> [Instruction]
Reproduce word for word the lines that run from the start of the records through the line containing "- volume-overlay-bar: [82, 330, 87, 346]", including that line.

> [Available data]

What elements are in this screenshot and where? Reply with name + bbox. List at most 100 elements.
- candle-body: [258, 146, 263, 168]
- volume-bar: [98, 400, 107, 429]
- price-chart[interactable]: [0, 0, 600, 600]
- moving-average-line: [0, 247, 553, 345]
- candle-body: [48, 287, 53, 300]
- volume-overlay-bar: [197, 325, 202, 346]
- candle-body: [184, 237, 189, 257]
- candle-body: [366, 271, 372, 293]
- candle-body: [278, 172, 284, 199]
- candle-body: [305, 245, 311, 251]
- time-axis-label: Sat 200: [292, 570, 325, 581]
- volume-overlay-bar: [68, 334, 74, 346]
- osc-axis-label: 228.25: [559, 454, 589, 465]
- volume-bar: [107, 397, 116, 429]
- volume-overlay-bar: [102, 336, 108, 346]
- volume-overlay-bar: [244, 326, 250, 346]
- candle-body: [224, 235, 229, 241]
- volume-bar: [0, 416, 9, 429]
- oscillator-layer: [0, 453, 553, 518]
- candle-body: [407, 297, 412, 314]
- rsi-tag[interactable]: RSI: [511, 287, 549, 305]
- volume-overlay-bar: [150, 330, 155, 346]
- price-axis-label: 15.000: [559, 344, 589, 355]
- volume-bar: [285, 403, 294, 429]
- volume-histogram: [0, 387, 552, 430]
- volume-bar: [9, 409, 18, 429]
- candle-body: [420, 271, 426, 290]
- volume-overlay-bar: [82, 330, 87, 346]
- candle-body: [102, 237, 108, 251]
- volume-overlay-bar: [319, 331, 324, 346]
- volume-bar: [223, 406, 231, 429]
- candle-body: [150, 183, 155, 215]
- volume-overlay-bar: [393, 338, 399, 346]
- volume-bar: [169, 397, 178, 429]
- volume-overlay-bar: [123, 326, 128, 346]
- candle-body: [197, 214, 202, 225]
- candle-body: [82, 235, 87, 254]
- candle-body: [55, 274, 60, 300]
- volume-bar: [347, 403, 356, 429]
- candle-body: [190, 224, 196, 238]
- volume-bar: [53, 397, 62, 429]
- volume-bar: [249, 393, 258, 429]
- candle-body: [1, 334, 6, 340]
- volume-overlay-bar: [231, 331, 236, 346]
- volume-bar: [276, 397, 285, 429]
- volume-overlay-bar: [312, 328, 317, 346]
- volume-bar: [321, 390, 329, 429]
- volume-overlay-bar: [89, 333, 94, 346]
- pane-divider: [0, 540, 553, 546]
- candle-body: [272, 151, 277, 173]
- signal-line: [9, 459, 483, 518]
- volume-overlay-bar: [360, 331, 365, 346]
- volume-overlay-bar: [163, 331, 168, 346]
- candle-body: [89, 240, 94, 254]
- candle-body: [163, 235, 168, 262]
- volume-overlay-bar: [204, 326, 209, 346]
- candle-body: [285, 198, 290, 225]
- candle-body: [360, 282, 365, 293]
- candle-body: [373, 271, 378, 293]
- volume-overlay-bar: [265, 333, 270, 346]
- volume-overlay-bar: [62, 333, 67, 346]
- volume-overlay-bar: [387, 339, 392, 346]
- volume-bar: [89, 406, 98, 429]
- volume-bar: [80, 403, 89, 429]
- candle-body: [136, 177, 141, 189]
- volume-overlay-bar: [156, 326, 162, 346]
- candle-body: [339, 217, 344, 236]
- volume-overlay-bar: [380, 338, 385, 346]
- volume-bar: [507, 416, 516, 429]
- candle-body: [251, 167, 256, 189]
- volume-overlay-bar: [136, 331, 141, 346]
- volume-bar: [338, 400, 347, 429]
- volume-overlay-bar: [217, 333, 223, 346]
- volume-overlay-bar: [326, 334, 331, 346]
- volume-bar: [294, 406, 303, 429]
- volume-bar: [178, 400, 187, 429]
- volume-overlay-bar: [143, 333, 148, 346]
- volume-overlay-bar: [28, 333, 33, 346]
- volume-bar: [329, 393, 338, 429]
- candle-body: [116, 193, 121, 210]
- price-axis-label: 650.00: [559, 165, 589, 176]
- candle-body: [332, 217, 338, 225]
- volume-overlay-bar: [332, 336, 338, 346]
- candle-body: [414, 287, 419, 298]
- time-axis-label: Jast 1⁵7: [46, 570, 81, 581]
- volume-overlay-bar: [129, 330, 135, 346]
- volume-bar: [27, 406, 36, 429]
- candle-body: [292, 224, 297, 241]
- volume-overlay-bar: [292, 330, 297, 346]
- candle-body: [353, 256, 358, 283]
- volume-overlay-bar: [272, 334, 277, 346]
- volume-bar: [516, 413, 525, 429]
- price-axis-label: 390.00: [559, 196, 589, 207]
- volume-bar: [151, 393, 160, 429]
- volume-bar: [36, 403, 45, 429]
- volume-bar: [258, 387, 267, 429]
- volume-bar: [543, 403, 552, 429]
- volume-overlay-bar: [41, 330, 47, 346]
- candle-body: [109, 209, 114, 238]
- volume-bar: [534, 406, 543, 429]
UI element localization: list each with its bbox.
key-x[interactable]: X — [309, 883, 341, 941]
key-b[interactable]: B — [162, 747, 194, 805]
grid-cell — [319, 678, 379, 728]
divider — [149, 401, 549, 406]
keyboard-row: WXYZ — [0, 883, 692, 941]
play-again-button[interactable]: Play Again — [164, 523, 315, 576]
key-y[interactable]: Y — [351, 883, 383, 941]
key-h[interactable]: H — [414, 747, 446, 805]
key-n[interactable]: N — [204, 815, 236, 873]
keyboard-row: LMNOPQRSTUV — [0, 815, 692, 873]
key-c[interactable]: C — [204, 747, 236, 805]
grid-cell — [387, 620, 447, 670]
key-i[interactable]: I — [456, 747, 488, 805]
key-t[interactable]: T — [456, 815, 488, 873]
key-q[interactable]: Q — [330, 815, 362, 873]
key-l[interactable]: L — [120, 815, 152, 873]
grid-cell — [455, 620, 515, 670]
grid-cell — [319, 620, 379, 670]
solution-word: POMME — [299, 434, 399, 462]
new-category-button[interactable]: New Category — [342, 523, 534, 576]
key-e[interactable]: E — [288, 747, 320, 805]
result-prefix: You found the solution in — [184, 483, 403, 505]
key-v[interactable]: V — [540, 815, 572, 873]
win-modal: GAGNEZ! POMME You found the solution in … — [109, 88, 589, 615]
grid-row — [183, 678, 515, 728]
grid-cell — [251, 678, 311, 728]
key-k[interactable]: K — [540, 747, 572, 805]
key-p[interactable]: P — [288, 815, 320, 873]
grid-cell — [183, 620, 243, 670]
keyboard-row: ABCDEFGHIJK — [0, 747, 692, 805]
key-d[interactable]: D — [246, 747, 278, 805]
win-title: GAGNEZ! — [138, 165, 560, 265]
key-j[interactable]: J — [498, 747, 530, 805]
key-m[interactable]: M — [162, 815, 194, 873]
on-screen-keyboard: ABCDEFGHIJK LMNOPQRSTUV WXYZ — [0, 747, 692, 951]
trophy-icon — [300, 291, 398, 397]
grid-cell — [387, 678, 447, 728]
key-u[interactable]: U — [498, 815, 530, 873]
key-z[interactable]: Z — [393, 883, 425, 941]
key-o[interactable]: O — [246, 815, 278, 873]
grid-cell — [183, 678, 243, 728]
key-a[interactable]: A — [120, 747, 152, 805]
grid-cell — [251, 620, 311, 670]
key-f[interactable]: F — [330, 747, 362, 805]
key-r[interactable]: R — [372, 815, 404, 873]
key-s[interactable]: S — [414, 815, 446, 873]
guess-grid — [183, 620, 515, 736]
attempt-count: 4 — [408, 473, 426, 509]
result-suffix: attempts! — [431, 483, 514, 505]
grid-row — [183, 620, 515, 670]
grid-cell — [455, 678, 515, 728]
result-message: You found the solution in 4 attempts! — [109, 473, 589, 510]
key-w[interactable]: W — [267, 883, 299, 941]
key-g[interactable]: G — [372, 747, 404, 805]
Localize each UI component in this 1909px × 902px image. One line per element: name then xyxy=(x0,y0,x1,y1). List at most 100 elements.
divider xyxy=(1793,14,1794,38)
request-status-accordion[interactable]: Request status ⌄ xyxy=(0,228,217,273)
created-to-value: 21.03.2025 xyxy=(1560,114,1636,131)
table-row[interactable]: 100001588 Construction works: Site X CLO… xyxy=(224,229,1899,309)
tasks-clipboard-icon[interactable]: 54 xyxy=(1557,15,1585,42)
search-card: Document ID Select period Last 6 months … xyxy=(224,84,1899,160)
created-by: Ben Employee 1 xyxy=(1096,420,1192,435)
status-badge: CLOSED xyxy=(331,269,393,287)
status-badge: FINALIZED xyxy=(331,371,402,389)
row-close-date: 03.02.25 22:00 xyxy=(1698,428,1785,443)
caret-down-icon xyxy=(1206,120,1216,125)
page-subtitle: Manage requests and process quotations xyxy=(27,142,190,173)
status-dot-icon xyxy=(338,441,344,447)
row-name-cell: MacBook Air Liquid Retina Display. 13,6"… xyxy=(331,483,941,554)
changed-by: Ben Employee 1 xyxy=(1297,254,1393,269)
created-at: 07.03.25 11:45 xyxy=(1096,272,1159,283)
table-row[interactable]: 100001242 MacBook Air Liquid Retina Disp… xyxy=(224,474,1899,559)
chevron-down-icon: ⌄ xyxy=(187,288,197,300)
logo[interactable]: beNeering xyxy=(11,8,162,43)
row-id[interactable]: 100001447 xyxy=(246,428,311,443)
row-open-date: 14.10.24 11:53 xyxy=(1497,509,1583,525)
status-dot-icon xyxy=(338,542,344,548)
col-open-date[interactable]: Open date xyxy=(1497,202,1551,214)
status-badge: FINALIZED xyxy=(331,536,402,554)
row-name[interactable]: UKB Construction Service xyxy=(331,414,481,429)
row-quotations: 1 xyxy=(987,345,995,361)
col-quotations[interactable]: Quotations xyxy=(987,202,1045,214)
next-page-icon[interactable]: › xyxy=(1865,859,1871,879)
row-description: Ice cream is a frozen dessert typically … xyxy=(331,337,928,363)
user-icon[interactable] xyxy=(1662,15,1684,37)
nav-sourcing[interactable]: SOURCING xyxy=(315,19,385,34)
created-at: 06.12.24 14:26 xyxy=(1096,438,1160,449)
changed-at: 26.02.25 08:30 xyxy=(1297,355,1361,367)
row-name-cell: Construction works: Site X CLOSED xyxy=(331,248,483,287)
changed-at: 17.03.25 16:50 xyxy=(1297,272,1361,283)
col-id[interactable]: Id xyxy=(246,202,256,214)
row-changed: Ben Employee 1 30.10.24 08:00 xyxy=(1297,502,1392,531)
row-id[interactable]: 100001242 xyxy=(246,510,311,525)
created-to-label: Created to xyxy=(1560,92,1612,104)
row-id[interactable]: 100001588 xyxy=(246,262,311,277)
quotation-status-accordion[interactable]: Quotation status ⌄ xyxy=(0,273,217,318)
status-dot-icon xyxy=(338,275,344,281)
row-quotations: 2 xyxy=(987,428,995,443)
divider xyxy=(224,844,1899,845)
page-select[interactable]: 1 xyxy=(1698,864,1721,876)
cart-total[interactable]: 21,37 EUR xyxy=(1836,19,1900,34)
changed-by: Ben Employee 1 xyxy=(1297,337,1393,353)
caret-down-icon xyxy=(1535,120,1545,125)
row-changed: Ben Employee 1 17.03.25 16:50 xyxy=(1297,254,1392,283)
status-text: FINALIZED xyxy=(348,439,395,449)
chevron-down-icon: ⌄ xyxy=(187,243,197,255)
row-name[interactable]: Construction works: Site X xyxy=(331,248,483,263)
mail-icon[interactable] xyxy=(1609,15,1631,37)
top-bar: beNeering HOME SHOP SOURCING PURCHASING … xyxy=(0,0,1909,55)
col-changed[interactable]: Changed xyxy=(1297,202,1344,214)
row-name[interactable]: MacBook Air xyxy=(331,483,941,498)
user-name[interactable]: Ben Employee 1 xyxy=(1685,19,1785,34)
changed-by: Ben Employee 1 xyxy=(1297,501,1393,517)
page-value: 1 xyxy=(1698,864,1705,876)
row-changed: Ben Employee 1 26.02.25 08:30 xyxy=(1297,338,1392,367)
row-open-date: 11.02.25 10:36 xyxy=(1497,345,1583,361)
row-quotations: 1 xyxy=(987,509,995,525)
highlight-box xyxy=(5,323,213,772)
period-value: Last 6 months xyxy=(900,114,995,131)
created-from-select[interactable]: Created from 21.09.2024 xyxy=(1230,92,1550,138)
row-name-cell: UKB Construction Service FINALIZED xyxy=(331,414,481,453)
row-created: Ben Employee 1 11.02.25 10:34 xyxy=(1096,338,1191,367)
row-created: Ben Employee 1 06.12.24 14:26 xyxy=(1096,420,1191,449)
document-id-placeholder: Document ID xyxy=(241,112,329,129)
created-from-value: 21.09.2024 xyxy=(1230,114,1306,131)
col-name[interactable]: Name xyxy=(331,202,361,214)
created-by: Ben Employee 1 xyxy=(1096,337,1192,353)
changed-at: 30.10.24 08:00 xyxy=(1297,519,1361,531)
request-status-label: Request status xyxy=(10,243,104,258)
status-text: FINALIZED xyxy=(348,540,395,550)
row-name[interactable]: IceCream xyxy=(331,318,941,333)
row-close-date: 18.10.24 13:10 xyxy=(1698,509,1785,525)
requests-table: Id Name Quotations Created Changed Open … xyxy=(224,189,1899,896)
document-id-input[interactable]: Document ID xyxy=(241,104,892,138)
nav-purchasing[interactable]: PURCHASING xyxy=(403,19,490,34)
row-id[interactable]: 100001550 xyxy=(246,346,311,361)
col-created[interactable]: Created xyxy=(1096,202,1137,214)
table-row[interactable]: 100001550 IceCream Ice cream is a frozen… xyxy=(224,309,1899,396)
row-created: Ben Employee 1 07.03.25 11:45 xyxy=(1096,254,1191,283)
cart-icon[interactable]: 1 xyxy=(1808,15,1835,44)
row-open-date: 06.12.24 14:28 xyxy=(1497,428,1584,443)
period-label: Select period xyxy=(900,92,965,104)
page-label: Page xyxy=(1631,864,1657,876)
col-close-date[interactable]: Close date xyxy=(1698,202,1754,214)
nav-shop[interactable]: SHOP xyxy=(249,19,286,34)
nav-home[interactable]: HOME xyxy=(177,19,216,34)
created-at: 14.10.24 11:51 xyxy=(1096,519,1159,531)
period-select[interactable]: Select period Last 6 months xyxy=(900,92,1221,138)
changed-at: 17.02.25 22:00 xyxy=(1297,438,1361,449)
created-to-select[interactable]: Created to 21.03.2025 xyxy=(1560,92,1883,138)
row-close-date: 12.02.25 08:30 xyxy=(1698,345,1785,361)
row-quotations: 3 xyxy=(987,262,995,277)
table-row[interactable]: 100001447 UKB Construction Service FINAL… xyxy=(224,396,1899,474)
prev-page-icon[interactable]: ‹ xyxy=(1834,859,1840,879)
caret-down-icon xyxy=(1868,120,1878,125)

> [Output]
What elements are in this screenshot and where? Reply with name + bbox. List at most 100 elements.
- candle-body: [258, 146, 263, 168]
- volume-bar: [98, 400, 107, 429]
- price-chart[interactable]: [0, 0, 600, 600]
- moving-average-line: [0, 247, 553, 345]
- candle-body: [48, 287, 53, 300]
- volume-overlay-bar: [197, 325, 202, 346]
- candle-body: [184, 237, 189, 257]
- candle-body: [366, 271, 372, 293]
- candle-body: [278, 172, 284, 199]
- candle-body: [305, 245, 311, 251]
- time-axis-label: Sat 200: [292, 570, 325, 581]
- volume-overlay-bar: [68, 334, 74, 346]
- osc-axis-label: 228.25: [559, 454, 589, 465]
- volume-bar: [107, 397, 116, 429]
- volume-overlay-bar: [102, 336, 108, 346]
- volume-overlay-bar: [244, 326, 250, 346]
- candle-body: [224, 235, 229, 241]
- volume-bar: [0, 416, 9, 429]
- oscillator-layer: [0, 453, 553, 518]
- candle-body: [407, 297, 412, 314]
- rsi-tag[interactable]: RSI: [511, 287, 549, 305]
- volume-overlay-bar: [150, 330, 155, 346]
- price-axis-label: 15.000: [559, 344, 589, 355]
- volume-bar: [285, 403, 294, 429]
- volume-histogram: [0, 387, 552, 430]
- volume-bar: [9, 409, 18, 429]
- candle-body: [420, 271, 426, 290]
- volume-overlay-bar: [82, 330, 87, 346]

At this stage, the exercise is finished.